WHAT TO DO >> Your answer should be one number: how many lines of the data include the string "image"?

DATA SUPPLIED >>
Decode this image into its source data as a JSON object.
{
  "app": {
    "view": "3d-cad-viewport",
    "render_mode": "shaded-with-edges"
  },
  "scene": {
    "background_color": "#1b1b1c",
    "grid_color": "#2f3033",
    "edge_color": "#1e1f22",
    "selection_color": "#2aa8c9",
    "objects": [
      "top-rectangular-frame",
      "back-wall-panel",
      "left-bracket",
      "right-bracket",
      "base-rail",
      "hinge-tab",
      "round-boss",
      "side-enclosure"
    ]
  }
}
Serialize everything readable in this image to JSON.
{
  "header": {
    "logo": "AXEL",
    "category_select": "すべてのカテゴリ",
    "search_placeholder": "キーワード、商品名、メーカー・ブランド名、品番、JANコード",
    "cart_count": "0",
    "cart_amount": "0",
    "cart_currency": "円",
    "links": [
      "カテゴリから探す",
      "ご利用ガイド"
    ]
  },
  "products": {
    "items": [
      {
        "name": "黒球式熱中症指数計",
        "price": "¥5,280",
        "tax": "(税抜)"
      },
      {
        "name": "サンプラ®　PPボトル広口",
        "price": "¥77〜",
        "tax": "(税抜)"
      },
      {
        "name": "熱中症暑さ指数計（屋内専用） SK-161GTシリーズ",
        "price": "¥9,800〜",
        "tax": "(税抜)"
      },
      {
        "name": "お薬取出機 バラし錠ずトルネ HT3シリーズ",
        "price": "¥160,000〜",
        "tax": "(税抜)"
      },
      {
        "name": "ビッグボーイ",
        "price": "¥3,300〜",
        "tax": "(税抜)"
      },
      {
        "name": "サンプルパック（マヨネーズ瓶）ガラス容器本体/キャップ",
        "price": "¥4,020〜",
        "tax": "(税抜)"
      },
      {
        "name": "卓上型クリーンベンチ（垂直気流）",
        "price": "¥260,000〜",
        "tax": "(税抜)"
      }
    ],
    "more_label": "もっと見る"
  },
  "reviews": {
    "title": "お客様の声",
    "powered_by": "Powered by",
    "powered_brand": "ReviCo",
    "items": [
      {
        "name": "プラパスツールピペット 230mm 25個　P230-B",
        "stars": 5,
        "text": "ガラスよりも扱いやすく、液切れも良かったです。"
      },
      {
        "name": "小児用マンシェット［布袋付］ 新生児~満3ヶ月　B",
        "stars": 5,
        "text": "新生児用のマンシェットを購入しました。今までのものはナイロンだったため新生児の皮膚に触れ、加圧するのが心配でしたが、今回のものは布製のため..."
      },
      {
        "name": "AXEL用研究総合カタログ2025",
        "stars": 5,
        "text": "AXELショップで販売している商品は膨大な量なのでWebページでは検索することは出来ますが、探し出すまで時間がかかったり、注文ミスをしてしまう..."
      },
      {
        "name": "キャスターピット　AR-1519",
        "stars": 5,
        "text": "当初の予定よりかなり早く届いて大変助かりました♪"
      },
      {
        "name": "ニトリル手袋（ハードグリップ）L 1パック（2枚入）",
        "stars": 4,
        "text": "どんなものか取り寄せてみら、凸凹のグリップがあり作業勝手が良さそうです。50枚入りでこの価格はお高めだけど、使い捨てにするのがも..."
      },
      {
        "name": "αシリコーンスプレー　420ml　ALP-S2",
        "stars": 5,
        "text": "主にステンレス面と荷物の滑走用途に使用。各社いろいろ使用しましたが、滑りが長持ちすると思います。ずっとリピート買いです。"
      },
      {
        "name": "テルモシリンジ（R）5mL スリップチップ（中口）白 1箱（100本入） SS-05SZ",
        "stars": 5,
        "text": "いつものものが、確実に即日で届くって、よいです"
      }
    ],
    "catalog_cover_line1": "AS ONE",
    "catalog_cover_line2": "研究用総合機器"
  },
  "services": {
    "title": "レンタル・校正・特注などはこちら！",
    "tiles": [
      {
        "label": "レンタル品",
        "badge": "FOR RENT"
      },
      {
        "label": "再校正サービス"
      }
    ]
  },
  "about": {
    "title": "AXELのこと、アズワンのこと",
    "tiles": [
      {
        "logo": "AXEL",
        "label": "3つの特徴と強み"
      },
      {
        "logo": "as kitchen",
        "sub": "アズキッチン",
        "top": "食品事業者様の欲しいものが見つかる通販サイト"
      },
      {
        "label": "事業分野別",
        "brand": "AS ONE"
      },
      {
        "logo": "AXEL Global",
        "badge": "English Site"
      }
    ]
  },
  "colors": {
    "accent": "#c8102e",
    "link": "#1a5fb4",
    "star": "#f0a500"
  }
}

FINISHED TASK >> 2